**Your task:** Select the lines below containing the word "sterującą".

**Listing:**
begin

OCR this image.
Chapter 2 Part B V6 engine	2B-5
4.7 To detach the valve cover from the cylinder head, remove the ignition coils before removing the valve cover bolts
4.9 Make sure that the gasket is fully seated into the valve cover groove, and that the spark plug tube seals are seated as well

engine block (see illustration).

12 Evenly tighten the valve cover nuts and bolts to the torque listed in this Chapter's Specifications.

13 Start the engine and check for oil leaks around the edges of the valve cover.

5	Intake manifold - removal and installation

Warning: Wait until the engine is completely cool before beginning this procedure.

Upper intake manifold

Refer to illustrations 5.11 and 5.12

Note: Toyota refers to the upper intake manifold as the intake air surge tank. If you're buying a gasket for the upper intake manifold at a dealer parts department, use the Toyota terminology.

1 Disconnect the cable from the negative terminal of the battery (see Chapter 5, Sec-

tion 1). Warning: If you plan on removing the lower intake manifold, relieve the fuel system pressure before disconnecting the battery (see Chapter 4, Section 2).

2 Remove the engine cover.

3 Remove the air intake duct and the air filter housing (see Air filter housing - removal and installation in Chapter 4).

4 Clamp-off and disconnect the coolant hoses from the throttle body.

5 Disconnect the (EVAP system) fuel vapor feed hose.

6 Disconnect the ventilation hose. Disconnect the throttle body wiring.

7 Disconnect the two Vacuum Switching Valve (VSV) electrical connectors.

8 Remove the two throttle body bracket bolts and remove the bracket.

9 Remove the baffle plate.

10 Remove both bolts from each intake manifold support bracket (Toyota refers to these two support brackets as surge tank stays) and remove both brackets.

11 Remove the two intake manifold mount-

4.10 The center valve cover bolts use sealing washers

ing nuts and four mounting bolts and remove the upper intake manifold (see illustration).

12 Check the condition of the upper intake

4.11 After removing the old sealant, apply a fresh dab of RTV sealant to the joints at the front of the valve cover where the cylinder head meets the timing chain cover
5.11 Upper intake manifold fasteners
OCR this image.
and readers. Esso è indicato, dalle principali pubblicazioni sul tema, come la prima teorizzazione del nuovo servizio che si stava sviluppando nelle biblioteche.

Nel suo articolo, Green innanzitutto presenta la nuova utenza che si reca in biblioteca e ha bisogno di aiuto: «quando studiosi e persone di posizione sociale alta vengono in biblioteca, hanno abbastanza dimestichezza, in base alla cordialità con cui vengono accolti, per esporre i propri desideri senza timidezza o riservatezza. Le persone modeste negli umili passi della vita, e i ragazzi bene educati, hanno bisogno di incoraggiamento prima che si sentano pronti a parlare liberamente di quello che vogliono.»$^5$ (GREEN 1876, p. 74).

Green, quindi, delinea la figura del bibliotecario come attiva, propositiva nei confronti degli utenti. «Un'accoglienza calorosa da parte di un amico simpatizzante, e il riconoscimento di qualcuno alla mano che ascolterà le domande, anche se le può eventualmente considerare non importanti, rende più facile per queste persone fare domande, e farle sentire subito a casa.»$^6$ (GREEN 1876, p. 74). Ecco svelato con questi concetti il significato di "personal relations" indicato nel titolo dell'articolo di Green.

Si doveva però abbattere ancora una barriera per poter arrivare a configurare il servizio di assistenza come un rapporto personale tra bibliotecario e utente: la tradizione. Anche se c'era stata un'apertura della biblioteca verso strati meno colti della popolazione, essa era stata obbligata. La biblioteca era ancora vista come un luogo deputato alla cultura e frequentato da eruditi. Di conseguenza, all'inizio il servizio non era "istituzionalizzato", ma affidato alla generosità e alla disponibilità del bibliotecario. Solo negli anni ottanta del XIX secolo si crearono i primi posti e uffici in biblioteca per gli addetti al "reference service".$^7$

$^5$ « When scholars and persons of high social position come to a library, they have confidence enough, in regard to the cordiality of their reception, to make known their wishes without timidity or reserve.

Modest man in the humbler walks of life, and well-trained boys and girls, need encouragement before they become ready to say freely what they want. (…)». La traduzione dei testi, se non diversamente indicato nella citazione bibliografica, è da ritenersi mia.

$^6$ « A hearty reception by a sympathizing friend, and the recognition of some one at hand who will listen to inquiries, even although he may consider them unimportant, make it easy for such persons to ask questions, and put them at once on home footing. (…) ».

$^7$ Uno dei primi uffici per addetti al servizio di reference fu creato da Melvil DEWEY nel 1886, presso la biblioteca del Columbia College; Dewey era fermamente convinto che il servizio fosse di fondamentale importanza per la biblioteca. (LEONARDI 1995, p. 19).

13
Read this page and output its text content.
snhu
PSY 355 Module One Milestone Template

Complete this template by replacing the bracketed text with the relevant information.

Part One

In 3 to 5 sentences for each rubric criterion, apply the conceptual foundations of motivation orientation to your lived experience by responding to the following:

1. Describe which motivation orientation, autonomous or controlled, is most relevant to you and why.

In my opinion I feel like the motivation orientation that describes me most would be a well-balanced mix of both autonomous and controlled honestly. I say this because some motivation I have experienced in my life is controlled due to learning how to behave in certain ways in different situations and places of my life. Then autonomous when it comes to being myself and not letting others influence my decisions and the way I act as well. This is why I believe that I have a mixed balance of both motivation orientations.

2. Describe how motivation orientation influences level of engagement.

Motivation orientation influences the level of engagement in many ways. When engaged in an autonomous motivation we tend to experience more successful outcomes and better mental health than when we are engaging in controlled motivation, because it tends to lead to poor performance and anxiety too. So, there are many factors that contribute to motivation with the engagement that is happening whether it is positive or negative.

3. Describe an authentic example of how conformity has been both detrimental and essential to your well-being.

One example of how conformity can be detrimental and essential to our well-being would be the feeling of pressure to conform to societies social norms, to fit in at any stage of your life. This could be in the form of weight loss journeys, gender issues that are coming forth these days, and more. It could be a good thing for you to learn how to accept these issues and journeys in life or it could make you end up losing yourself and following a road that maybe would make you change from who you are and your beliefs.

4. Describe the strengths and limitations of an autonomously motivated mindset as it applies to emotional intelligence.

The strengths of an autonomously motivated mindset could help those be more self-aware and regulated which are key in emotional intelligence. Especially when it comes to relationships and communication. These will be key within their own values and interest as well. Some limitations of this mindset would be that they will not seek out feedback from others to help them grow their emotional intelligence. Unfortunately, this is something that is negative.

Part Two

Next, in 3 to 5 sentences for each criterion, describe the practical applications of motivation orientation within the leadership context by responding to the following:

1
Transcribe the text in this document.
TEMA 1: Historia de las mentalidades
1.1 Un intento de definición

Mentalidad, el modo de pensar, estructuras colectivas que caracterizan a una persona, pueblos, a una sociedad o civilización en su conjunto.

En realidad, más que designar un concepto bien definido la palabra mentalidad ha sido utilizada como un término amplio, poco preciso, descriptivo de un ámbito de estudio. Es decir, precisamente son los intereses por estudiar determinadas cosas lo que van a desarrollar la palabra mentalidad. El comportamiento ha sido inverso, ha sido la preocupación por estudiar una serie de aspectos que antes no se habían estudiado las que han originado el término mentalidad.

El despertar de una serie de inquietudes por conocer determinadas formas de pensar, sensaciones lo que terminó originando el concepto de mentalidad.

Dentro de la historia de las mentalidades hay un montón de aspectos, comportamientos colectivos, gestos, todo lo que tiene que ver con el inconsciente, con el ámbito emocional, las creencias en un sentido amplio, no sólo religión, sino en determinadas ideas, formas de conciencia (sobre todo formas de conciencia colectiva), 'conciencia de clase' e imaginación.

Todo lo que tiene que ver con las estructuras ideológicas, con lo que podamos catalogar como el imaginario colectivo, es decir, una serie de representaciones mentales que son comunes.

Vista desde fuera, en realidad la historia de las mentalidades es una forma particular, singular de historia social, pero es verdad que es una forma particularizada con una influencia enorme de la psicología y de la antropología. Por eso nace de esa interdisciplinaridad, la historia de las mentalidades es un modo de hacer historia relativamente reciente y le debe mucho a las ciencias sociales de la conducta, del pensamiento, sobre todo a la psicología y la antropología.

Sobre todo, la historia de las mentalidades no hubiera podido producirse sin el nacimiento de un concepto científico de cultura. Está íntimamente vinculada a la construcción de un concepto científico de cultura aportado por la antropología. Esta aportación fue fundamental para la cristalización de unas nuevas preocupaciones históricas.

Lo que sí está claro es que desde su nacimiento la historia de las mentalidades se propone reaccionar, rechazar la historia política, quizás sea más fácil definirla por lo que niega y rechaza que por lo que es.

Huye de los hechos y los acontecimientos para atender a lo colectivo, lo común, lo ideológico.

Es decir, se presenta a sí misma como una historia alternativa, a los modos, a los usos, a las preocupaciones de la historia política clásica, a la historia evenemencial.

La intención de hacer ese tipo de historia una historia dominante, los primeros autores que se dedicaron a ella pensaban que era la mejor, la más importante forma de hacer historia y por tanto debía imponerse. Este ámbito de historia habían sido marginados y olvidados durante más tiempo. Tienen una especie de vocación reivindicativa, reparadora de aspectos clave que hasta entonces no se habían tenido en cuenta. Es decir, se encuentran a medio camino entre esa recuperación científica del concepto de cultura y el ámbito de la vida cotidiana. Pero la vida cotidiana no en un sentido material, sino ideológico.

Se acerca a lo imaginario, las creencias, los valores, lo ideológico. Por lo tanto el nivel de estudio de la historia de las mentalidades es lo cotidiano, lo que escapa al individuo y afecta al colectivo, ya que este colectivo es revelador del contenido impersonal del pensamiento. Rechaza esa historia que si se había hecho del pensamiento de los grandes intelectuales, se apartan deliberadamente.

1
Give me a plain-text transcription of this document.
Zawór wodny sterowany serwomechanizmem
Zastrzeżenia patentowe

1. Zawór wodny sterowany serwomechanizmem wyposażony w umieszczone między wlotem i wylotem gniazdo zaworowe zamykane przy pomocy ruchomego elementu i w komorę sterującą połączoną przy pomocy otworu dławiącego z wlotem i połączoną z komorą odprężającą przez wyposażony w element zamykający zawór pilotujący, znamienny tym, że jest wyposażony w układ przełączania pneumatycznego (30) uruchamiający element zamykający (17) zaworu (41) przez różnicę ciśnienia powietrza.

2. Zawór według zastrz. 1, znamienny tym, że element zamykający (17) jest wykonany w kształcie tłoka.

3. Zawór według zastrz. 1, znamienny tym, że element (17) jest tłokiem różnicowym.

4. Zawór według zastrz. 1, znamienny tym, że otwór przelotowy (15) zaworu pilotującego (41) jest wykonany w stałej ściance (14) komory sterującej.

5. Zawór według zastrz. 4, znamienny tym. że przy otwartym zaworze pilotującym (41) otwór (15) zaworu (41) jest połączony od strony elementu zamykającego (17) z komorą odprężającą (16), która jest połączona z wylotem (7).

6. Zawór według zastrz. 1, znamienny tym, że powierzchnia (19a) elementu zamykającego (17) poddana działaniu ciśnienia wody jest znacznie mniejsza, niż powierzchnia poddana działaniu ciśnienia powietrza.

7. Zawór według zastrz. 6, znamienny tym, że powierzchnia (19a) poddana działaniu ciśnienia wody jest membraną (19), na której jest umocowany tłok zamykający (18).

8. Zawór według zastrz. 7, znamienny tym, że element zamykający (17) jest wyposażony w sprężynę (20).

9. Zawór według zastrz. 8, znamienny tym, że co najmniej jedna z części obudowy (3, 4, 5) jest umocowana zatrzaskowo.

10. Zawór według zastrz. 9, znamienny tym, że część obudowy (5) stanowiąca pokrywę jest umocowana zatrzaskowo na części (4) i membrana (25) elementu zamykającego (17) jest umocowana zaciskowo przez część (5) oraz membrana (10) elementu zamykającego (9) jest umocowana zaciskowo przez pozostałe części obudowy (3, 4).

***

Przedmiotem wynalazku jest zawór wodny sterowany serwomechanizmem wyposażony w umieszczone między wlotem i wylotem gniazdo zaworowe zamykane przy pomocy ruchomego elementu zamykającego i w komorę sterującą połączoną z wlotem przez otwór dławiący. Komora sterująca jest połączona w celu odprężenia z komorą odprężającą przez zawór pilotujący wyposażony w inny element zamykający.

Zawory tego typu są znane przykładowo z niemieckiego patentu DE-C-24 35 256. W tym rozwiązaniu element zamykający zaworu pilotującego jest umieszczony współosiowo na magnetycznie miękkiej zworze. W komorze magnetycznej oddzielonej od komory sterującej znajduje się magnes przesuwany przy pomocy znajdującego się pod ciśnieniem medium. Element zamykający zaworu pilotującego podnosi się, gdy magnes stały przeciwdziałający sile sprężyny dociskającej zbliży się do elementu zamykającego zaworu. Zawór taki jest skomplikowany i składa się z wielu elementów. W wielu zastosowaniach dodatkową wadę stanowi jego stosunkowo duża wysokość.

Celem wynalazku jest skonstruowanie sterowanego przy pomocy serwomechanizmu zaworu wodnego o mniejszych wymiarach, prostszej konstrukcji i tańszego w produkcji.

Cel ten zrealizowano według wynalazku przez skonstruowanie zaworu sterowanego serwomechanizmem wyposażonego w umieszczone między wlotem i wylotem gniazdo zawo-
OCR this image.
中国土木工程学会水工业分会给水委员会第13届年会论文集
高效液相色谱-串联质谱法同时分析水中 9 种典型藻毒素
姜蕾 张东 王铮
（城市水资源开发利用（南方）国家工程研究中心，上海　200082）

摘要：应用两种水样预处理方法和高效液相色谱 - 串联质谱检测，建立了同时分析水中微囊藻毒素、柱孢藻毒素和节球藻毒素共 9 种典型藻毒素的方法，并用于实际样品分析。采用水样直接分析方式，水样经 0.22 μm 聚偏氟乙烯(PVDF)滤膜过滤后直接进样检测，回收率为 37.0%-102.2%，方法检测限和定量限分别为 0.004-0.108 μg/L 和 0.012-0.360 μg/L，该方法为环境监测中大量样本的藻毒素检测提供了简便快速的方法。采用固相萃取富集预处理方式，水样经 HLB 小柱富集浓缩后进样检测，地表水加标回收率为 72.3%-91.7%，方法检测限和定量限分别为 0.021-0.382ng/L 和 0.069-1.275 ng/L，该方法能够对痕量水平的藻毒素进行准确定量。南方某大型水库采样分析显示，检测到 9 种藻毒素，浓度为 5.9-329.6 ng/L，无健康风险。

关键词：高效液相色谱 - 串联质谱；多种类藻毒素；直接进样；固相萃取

end

**Expected answer:**
1. Zawór wodny sterowany serwomechanizmem wyposażony w umieszczone między wlotem i wylotem gniazdo zaworowe zamykane przy pomocy ruchomego elementu i w komorę sterującą połączoną przy pomocy otworu dławiącego z wlotem i połączoną z komorą odprężającą przez wyposażony w element zamykający zawór pilotujący, znamienny tym, że jest wyposażony w układ przełączania pneumatycznego (30) uruchamiający element zamykający (17) zaworu (41) przez różnicę ciśnienia powietrza.
Przedmiotem wynalazku jest zawór wodny sterowany serwomechanizmem wyposażony w umieszczone między wlotem i wylotem gniazdo zaworowe zamykane przy pomocy ruchomego elementu zamykającego i w komorę sterującą połączoną z wlotem przez otwór dławiący. Komora sterująca jest połączona w celu odprężenia z komorą odprężającą przez zawór pilotujący wyposażony w inny element zamykający.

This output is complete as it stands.